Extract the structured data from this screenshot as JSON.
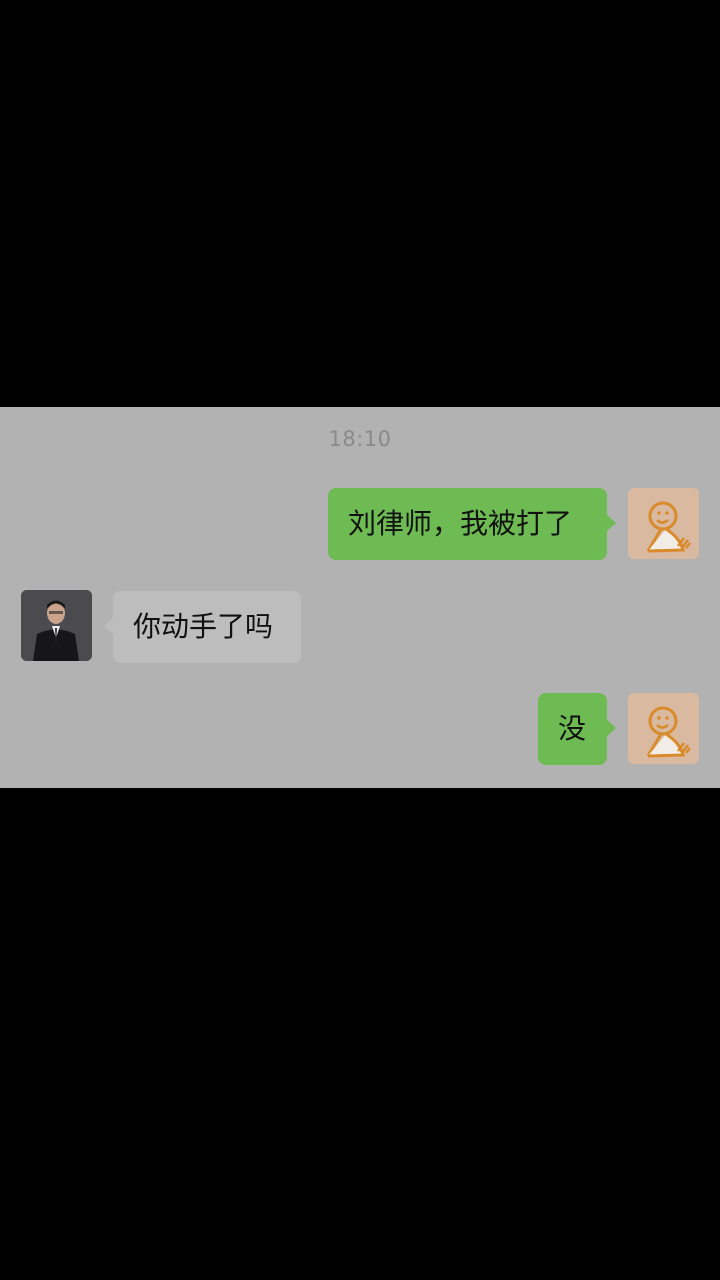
{
  "chat": {
    "timestamp": "18:10",
    "messages": [
      {
        "direction": "outgoing",
        "text": "刘律师，我被打了",
        "avatar_icon": "doodle-person-icon"
      },
      {
        "direction": "incoming",
        "text": "你动手了吗",
        "avatar_icon": "lawyer-avatar"
      },
      {
        "direction": "outgoing",
        "text": "没",
        "avatar_icon": "doodle-person-icon"
      }
    ]
  },
  "colors": {
    "chat_background": "#b2b2b2",
    "outgoing_bubble": "#6dbb52",
    "incoming_bubble": "#bdbdbd",
    "timestamp_text": "#8a8a8a",
    "letterbox": "#000000"
  }
}
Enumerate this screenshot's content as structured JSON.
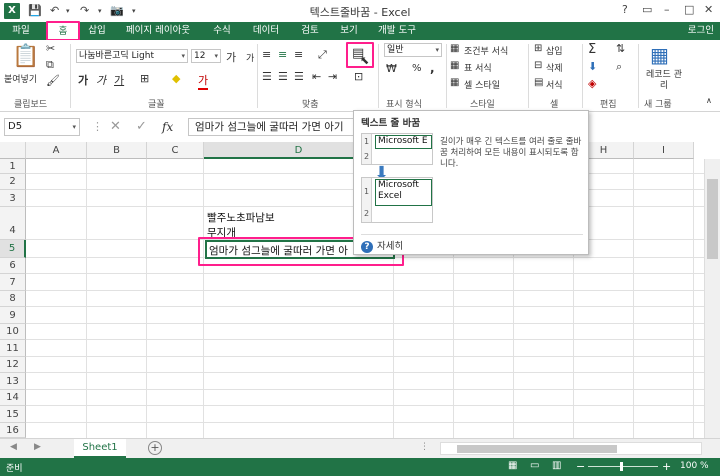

● ● ● ●

▶ WHAT TO DO
Copy the whole listing above word for word but do not carry over the pictures.

▶ ANSWER TO THIS EXERCISE
Extract the structured data from this screenshot as JSON.
{
  "chat": {
    "timestamp": "18:10",
    "messages": [
      {
        "direction": "outgoing",
        "text": "刘律师，我被打了",
        "avatar_icon": "doodle-person-icon"
      },
      {
        "direction": "incoming",
        "text": "你动手了吗",
        "avatar_icon": "lawyer-avatar"
      },
      {
        "direction": "outgoing",
        "text": "没",
        "avatar_icon": "doodle-person-icon"
      }
    ]
  },
  "colors": {
    "chat_background": "#b2b2b2",
    "outgoing_bubble": "#6dbb52",
    "incoming_bubble": "#bdbdbd",
    "timestamp_text": "#8a8a8a",
    "letterbox": "#000000"
  }
}
Enumerate this screenshot's content as structured JSON.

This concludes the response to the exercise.